> Required task
Reproduce the records below, substituting "exit-button" for every "close-button" and leaving everything else unchanged.
--------
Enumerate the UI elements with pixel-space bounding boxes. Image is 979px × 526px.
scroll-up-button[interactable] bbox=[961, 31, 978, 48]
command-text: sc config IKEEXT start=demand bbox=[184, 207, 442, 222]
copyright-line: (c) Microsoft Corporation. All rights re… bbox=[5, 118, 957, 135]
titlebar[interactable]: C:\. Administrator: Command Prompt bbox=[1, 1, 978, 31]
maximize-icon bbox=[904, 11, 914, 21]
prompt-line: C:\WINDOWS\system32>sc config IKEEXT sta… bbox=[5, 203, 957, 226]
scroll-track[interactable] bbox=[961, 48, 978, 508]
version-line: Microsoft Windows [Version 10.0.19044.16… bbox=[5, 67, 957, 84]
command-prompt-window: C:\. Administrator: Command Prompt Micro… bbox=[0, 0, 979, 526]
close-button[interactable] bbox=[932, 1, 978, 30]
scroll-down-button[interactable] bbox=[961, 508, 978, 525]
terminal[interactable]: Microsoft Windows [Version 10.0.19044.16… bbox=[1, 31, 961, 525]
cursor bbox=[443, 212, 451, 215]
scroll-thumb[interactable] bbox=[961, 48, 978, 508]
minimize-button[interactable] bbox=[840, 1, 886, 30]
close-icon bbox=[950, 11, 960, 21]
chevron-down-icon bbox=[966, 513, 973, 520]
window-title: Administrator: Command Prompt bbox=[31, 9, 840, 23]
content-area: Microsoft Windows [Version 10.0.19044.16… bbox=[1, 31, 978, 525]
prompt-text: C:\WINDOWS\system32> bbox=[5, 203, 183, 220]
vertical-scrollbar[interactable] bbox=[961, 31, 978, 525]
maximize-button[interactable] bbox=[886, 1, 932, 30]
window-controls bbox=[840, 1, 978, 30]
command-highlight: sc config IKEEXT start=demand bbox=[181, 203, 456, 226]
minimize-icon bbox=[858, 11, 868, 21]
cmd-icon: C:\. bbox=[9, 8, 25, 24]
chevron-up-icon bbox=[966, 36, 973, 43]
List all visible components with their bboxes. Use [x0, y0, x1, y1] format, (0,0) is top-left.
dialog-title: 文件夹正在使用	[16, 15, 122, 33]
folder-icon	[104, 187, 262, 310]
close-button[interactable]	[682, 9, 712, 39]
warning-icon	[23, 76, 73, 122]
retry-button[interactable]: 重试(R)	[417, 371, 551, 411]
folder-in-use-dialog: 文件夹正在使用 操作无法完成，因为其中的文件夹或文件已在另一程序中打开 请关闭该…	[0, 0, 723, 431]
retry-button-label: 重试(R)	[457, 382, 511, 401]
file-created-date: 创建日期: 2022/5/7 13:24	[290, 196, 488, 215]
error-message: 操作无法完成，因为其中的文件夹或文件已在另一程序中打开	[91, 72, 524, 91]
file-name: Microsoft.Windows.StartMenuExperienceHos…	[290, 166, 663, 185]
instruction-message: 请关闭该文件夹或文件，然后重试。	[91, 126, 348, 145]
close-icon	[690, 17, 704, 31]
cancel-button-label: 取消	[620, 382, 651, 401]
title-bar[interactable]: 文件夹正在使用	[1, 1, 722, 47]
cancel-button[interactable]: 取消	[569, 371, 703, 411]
--------
> Solution for this problem
Enumerate the UI elements with pixel-space bounding boxes. Image is 979px × 526px.
scroll-up-button[interactable] bbox=[961, 31, 978, 48]
command-text: sc config IKEEXT start=demand bbox=[184, 207, 442, 222]
copyright-line: (c) Microsoft Corporation. All rights re… bbox=[5, 118, 957, 135]
titlebar[interactable]: C:\. Administrator: Command Prompt bbox=[1, 1, 978, 31]
maximize-icon bbox=[904, 11, 914, 21]
prompt-line: C:\WINDOWS\system32>sc config IKEEXT sta… bbox=[5, 203, 957, 226]
scroll-track[interactable] bbox=[961, 48, 978, 508]
version-line: Microsoft Windows [Version 10.0.19044.16… bbox=[5, 67, 957, 84]
command-prompt-window: C:\. Administrator: Command Prompt Micro… bbox=[0, 0, 979, 526]
exit-button[interactable] bbox=[932, 1, 978, 30]
scroll-down-button[interactable] bbox=[961, 508, 978, 525]
terminal[interactable]: Microsoft Windows [Version 10.0.19044.16… bbox=[1, 31, 961, 525]
cursor bbox=[443, 212, 451, 215]
scroll-thumb[interactable] bbox=[961, 48, 978, 508]
minimize-button[interactable] bbox=[840, 1, 886, 30]
close-icon bbox=[950, 11, 960, 21]
chevron-down-icon bbox=[966, 513, 973, 520]
window-title: Administrator: Command Prompt bbox=[31, 9, 840, 23]
content-area: Microsoft Windows [Version 10.0.19044.16… bbox=[1, 31, 978, 525]
prompt-text: C:\WINDOWS\system32> bbox=[5, 203, 183, 220]
vertical-scrollbar[interactable] bbox=[961, 31, 978, 525]
maximize-button[interactable] bbox=[886, 1, 932, 30]
window-controls bbox=[840, 1, 978, 30]
command-highlight: sc config IKEEXT start=demand bbox=[181, 203, 456, 226]
minimize-icon bbox=[858, 11, 868, 21]
cmd-icon: C:\. bbox=[9, 8, 25, 24]
chevron-up-icon bbox=[966, 36, 973, 43]
List all visible components with their bboxes. Use [x0, y0, x1, y1] format, (0,0) is top-left.
dialog-title: 文件夹正在使用	[16, 15, 122, 33]
folder-icon	[104, 187, 262, 310]
exit-button[interactable]	[682, 9, 712, 39]
warning-icon	[23, 76, 73, 122]
retry-button[interactable]: 重试(R)	[417, 371, 551, 411]
folder-in-use-dialog: 文件夹正在使用 操作无法完成，因为其中的文件夹或文件已在另一程序中打开 请关闭该…	[0, 0, 723, 431]
retry-button-label: 重试(R)	[457, 382, 511, 401]
file-created-date: 创建日期: 2022/5/7 13:24	[290, 196, 488, 215]
error-message: 操作无法完成，因为其中的文件夹或文件已在另一程序中打开	[91, 72, 524, 91]
file-name: Microsoft.Windows.StartMenuExperienceHos…	[290, 166, 663, 185]
instruction-message: 请关闭该文件夹或文件，然后重试。	[91, 126, 348, 145]
close-icon	[690, 17, 704, 31]
cancel-button-label: 取消	[620, 382, 651, 401]
title-bar[interactable]: 文件夹正在使用	[1, 1, 722, 47]
cancel-button[interactable]: 取消	[569, 371, 703, 411]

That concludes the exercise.